**Problem to work on:** Reproduce all the entries exactly and keep the pictures out.

═════ Data provided

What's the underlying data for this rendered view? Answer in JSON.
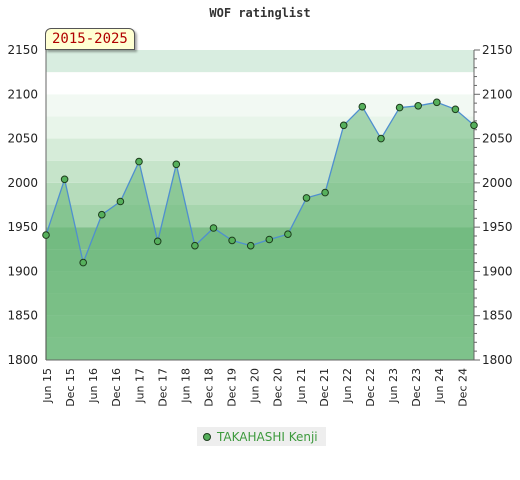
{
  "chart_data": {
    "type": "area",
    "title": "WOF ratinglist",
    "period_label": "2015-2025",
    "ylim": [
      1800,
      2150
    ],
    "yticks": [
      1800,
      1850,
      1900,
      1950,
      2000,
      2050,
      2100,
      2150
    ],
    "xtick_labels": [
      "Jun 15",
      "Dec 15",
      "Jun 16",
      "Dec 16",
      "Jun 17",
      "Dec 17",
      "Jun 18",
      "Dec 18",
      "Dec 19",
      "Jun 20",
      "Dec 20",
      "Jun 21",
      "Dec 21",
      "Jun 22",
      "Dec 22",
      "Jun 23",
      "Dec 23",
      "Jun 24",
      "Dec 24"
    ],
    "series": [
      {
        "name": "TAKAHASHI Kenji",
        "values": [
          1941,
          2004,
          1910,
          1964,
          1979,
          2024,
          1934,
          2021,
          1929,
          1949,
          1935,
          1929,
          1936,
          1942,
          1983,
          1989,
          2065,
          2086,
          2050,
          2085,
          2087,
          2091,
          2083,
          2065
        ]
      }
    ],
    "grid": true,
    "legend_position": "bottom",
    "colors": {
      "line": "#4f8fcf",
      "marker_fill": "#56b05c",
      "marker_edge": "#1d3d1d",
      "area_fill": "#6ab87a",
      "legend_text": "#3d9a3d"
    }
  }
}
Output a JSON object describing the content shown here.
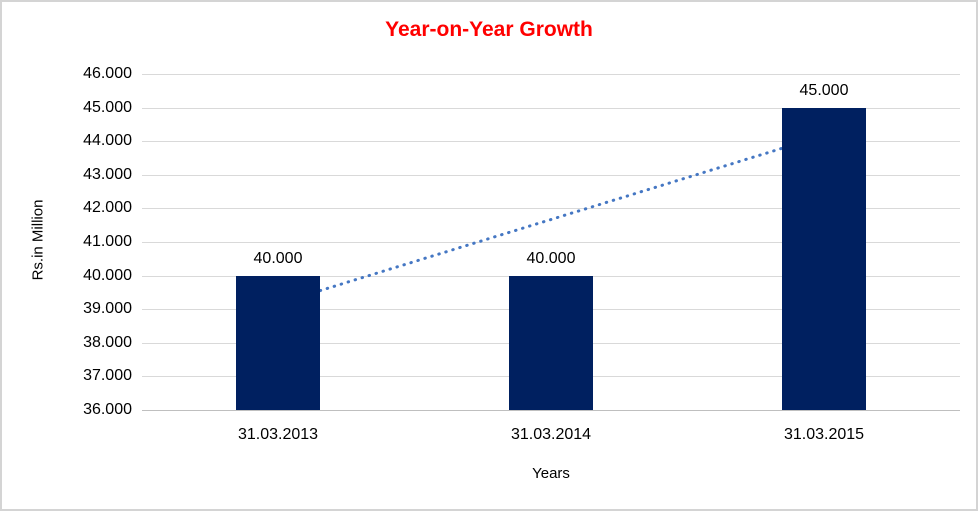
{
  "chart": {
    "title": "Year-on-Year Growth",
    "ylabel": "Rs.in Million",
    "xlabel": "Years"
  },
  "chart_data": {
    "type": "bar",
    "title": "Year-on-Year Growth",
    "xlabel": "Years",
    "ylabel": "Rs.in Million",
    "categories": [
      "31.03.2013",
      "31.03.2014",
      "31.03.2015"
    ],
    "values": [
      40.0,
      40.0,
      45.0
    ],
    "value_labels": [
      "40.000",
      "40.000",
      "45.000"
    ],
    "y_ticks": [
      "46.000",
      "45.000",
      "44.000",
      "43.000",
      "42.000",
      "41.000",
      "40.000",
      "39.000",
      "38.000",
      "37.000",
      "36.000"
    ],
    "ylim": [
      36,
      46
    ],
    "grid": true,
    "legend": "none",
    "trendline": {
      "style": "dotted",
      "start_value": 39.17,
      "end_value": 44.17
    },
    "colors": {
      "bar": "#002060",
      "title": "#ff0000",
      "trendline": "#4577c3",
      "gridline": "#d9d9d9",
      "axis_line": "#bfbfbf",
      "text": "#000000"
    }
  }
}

══════════

**Task answer:**
What's the underlying data for this rendered view? Answer in JSON.
{
  "chart_data": {
    "type": "area",
    "title": "WOF ratinglist",
    "period_label": "2015-2025",
    "ylim": [
      1800,
      2150
    ],
    "yticks": [
      1800,
      1850,
      1900,
      1950,
      2000,
      2050,
      2100,
      2150
    ],
    "xtick_labels": [
      "Jun 15",
      "Dec 15",
      "Jun 16",
      "Dec 16",
      "Jun 17",
      "Dec 17",
      "Jun 18",
      "Dec 18",
      "Dec 19",
      "Jun 20",
      "Dec 20",
      "Jun 21",
      "Dec 21",
      "Jun 22",
      "Dec 22",
      "Jun 23",
      "Dec 23",
      "Jun 24",
      "Dec 24"
    ],
    "series": [
      {
        "name": "TAKAHASHI Kenji",
        "values": [
          1941,
          2004,
          1910,
          1964,
          1979,
          2024,
          1934,
          2021,
          1929,
          1949,
          1935,
          1929,
          1936,
          1942,
          1983,
          1989,
          2065,
          2086,
          2050,
          2085,
          2087,
          2091,
          2083,
          2065
        ]
      }
    ],
    "grid": true,
    "legend_position": "bottom",
    "colors": {
      "line": "#4f8fcf",
      "marker_fill": "#56b05c",
      "marker_edge": "#1d3d1d",
      "area_fill": "#6ab87a",
      "legend_text": "#3d9a3d"
    }
  }
}
Output a JSON object describing the content shown here.
{
  "chart": {
    "title": "Year-on-Year Growth",
    "ylabel": "Rs.in Million",
    "xlabel": "Years"
  },
  "chart_data": {
    "type": "bar",
    "title": "Year-on-Year Growth",
    "xlabel": "Years",
    "ylabel": "Rs.in Million",
    "categories": [
      "31.03.2013",
      "31.03.2014",
      "31.03.2015"
    ],
    "values": [
      40.0,
      40.0,
      45.0
    ],
    "value_labels": [
      "40.000",
      "40.000",
      "45.000"
    ],
    "y_ticks": [
      "46.000",
      "45.000",
      "44.000",
      "43.000",
      "42.000",
      "41.000",
      "40.000",
      "39.000",
      "38.000",
      "37.000",
      "36.000"
    ],
    "ylim": [
      36,
      46
    ],
    "grid": true,
    "legend": "none",
    "trendline": {
      "style": "dotted",
      "start_value": 39.17,
      "end_value": 44.17
    },
    "colors": {
      "bar": "#002060",
      "title": "#ff0000",
      "trendline": "#4577c3",
      "gridline": "#d9d9d9",
      "axis_line": "#bfbfbf",
      "text": "#000000"
    }
  }
}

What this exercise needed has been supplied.